What the task requires:
Show every line that has the string "days" in it.

——

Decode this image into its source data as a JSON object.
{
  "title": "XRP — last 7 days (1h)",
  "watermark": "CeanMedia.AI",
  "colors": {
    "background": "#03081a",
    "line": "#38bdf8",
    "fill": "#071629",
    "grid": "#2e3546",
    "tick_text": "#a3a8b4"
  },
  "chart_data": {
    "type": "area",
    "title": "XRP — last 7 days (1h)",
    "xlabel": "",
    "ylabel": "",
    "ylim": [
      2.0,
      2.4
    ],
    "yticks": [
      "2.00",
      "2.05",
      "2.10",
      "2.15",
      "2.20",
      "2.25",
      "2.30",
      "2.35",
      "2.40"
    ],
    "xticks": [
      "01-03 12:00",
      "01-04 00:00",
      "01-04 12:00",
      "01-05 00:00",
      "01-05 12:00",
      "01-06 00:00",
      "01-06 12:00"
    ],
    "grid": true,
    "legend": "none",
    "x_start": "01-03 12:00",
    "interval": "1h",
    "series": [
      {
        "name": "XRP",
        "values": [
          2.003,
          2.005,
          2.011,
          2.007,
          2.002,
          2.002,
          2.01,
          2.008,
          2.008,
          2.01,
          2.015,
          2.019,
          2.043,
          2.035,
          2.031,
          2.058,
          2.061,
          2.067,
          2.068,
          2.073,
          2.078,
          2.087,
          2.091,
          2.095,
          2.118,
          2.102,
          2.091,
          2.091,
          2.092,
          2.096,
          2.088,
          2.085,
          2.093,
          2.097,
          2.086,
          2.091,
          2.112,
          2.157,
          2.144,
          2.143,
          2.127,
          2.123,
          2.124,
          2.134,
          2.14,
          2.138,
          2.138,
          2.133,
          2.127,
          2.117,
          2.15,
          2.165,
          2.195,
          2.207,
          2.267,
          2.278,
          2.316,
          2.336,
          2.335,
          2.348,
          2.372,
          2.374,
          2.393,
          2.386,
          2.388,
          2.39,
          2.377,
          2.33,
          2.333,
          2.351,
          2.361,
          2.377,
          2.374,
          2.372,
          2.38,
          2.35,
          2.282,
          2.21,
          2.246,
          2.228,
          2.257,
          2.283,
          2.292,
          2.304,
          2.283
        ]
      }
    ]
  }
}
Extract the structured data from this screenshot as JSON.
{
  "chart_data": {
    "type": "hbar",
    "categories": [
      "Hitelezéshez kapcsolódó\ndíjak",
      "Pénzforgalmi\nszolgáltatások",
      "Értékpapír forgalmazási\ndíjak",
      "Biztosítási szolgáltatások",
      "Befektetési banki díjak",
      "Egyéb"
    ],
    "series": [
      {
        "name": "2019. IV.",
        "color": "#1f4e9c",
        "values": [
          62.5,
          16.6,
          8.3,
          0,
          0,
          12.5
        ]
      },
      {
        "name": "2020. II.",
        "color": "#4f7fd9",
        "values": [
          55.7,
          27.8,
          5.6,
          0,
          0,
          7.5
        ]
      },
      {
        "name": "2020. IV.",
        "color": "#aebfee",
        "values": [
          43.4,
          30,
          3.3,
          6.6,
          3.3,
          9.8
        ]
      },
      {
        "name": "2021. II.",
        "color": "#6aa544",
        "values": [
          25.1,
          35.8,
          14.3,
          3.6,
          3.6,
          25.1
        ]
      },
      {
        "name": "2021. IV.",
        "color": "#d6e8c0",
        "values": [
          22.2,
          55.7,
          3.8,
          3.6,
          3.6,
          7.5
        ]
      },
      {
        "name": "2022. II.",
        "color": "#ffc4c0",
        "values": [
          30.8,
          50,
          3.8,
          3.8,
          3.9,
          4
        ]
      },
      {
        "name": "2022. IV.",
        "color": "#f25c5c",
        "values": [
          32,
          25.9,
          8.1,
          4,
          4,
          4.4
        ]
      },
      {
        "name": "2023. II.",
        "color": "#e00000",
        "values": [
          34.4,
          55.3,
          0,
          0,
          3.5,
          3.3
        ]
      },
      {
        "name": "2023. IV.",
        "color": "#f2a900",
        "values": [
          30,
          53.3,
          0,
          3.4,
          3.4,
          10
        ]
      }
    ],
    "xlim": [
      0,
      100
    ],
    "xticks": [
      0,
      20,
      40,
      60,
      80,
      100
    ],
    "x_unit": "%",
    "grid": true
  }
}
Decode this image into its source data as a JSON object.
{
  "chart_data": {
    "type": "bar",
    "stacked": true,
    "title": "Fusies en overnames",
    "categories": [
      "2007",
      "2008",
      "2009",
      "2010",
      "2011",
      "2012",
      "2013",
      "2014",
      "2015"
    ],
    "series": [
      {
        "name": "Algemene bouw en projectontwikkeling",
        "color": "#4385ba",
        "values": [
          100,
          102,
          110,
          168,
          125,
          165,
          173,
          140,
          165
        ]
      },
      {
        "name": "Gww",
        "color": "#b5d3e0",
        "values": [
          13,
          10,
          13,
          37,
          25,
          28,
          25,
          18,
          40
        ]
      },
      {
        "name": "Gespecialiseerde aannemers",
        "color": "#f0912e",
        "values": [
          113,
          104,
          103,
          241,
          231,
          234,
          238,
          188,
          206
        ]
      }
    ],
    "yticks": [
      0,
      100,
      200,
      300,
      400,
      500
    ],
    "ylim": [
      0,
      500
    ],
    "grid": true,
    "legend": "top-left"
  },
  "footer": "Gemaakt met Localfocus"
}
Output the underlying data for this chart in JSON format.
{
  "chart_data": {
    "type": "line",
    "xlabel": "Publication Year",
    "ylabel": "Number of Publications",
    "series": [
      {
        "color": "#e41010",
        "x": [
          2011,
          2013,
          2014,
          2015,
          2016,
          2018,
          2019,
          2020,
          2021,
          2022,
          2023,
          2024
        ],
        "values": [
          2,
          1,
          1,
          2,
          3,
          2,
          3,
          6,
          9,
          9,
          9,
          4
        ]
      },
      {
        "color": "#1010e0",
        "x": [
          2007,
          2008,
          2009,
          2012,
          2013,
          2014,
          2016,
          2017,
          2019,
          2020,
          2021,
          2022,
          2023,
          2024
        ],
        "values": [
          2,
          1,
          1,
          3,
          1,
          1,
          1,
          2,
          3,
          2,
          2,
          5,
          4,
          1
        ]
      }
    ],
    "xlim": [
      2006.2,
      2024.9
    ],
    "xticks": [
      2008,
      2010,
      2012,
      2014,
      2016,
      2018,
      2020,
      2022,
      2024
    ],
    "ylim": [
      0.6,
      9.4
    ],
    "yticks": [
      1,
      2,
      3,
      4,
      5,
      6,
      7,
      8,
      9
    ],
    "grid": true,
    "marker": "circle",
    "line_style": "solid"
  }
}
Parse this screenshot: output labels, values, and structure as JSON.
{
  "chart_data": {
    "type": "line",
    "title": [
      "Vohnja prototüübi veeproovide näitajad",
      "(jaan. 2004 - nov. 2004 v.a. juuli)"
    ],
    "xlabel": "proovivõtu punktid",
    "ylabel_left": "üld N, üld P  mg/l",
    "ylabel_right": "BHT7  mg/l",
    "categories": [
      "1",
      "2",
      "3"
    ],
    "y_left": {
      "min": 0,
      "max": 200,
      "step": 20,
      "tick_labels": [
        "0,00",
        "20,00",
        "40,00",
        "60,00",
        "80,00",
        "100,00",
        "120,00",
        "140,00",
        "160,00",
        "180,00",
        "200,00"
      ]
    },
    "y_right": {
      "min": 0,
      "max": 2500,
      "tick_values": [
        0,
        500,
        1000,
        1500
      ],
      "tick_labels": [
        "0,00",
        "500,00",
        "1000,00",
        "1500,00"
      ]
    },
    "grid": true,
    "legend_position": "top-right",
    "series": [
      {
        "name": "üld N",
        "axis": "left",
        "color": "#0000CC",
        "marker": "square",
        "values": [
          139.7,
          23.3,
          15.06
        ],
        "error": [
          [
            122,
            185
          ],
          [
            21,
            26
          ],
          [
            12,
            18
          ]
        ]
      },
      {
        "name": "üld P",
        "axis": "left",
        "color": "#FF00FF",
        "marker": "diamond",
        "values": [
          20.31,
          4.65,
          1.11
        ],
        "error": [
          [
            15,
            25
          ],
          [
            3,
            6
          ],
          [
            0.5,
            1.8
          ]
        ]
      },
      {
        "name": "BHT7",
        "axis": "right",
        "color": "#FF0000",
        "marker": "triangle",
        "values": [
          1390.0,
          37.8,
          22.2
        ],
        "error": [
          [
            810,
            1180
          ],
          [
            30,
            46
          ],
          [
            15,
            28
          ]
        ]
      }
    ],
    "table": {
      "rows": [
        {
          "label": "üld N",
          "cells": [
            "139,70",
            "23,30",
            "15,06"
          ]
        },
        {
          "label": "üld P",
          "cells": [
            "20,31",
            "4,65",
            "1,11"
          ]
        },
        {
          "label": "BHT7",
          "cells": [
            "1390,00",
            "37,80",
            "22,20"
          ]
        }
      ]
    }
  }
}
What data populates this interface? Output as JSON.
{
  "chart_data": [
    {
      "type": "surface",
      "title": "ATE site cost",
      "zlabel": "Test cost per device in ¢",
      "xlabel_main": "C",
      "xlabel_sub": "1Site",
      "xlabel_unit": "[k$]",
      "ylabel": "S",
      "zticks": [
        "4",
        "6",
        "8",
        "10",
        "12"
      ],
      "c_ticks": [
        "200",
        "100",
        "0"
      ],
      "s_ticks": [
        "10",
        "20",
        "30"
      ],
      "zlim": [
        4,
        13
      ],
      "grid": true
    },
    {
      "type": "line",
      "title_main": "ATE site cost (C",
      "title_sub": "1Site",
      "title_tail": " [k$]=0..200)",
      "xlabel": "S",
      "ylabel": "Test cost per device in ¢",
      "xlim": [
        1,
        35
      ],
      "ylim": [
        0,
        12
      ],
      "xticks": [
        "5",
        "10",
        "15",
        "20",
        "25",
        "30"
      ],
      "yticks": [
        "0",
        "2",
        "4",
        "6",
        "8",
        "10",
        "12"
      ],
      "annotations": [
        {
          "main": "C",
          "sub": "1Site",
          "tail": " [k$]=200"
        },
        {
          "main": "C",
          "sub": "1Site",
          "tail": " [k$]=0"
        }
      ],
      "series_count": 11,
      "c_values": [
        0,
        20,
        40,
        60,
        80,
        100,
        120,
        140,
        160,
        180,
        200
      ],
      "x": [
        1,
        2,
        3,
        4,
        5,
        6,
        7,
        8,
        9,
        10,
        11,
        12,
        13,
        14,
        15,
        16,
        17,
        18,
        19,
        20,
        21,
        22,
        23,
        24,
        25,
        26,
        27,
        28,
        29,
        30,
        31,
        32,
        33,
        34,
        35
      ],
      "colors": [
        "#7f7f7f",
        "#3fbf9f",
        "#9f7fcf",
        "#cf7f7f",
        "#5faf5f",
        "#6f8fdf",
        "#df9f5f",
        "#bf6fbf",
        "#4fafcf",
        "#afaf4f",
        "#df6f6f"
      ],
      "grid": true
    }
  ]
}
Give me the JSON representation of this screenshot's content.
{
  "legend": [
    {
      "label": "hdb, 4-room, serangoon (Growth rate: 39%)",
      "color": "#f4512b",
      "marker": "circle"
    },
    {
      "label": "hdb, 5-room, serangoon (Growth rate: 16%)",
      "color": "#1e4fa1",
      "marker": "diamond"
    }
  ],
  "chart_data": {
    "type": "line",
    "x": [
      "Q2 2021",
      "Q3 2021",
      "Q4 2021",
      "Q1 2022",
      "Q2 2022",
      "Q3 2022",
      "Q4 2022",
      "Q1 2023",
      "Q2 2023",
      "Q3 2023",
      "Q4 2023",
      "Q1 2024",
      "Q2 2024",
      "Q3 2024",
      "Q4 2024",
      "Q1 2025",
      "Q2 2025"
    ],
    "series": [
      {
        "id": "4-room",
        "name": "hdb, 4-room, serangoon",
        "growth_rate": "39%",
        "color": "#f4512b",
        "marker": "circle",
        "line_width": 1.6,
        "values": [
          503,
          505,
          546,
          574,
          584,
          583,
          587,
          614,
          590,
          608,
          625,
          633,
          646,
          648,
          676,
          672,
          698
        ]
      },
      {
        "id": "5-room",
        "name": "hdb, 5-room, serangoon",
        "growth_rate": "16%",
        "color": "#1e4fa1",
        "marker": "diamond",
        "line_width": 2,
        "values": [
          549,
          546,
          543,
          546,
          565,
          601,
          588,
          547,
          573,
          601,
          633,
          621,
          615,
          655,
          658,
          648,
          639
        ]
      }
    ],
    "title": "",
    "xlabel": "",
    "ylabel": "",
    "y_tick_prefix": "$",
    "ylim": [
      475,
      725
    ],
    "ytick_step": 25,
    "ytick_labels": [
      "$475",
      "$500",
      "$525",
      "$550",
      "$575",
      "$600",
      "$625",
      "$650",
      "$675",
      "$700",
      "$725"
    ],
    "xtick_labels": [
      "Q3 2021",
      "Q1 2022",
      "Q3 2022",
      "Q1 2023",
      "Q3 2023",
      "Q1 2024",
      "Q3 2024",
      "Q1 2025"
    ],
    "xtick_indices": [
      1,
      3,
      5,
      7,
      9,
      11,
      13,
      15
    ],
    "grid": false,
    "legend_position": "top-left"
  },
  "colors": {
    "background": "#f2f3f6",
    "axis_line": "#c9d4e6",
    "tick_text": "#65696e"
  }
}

——

Solved exercise:
  "title": "XRP — last 7 days (1h)",
    "title": "XRP — last 7 days (1h)",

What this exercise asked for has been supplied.